§ Task to carry out: Copy every line of the following data that includes the string "italiani".

Records from a data collection:
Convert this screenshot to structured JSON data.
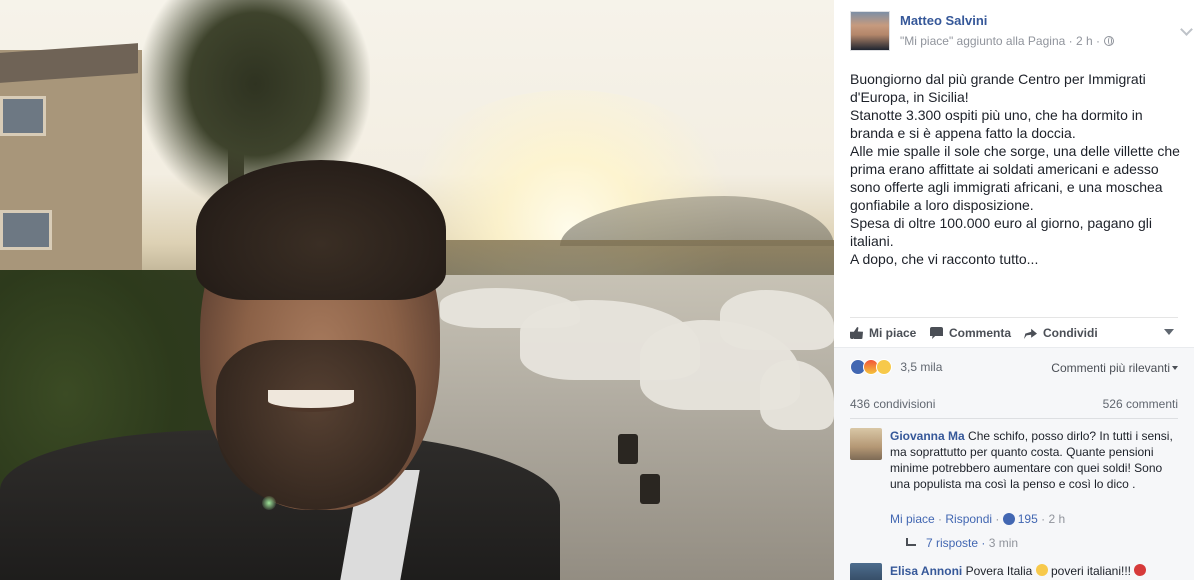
{
  "post": {
    "author": "Matteo Salvini",
    "meta": "\"Mi piace\" aggiunto alla Pagina · 2 h ·",
    "paragraphs": [
      "Buongiorno dal più grande Centro per Immigrati d'Europa, in Sicilia!",
      "Stanotte 3.300 ospiti più uno, che ha dormito in branda e si è appena fatto la doccia.",
      "Alle mie spalle il sole che sorge, una delle villette che prima erano affittate ai soldati americani e adesso sono offerte agli immigrati africani, e una moschea gonfiabile a loro disposizione.",
      "Spesa di oltre 100.000 euro al giorno, pagano gli italiani.",
      "A dopo, che vi racconto tutto..."
    ]
  },
  "actions": {
    "like": "Mi piace",
    "comment": "Commenta",
    "share": "Condividi"
  },
  "feedback": {
    "reaction_count": "3,5 mila",
    "sort_label": "Commenti più rilevanti",
    "shares": "436 condivisioni",
    "comments": "526 commenti"
  },
  "comments": [
    {
      "author": "Giovanna Ma",
      "text": "Che schifo, posso dirlo? In tutti i sensi, ma soprattutto per quanto costa. Quante pensioni minime potrebbero aumentare con quei soldi! Sono una populista ma così la penso e così lo dico .",
      "like_label": "Mi piace",
      "reply_label": "Rispondi",
      "likes": "195",
      "time": "2 h",
      "replies": "7 risposte",
      "replies_time": "3 min"
    },
    {
      "author": "Elisa Annoni",
      "text": "Povera Italia",
      "text_after_emoji": "poveri italiani!!!"
    }
  ],
  "icons": {
    "post_menu": "chevron-down-icon",
    "privacy": "globe-icon",
    "like": "like-icon",
    "comment": "comment-icon",
    "share": "share-icon",
    "reactions": [
      "like-react-icon",
      "angry-react-icon",
      "wow-react-icon"
    ]
  },
  "colors": {
    "link": "#365899",
    "accent": "#4267b2",
    "meta": "#90949c",
    "text": "#1d2129",
    "panel_bg": "#f6f7f9"
  }
}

§ Exercise solution:
      "Spesa di oltre 100.000 euro al giorno, pagano gli italiani.",
      "text_after_emoji": "poveri italiani!!!"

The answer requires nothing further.